### Records provided ###
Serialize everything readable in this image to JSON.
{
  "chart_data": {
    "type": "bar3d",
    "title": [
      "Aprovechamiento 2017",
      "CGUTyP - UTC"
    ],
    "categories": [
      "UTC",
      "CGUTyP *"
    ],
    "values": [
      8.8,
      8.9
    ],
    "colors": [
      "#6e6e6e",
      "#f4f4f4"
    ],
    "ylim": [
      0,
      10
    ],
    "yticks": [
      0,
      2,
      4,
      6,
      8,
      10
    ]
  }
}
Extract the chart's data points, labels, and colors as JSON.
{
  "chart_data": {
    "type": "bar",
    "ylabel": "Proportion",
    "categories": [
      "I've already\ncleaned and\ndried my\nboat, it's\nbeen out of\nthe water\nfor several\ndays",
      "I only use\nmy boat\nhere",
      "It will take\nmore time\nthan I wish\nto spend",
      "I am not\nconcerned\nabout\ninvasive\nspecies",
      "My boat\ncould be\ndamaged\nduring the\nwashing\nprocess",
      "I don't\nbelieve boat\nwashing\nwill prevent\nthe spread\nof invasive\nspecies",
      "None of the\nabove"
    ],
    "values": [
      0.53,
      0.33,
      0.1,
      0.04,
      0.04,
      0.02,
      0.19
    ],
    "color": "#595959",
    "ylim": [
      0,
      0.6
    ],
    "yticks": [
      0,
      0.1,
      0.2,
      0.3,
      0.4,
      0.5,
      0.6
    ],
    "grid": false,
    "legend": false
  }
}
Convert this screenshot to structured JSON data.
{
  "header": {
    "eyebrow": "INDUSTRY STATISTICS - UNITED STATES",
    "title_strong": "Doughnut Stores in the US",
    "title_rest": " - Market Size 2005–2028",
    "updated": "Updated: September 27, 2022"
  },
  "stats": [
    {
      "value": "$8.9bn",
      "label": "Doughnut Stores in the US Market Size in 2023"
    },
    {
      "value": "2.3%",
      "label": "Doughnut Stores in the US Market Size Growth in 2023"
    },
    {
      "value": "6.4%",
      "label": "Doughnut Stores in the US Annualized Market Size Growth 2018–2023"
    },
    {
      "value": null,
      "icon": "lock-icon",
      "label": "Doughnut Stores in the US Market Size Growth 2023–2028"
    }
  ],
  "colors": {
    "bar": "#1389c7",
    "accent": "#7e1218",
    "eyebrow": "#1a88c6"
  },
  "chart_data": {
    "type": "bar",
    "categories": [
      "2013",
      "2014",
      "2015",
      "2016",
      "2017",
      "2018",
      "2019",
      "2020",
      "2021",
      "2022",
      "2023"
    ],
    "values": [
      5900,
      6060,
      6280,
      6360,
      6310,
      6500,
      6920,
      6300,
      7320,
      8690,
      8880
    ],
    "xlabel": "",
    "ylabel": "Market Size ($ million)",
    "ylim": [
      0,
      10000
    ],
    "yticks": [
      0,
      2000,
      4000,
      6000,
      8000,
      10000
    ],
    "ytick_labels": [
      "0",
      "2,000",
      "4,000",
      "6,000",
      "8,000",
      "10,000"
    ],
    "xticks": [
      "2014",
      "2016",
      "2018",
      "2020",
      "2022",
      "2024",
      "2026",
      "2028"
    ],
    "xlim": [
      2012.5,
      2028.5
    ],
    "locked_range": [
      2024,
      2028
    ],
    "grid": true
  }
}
###
The request: Show each line of the listing that holds the string "ylabel".

Result of this task:
    "ylabel": "Proportion",
    "ylabel": "Market Size ($ million)",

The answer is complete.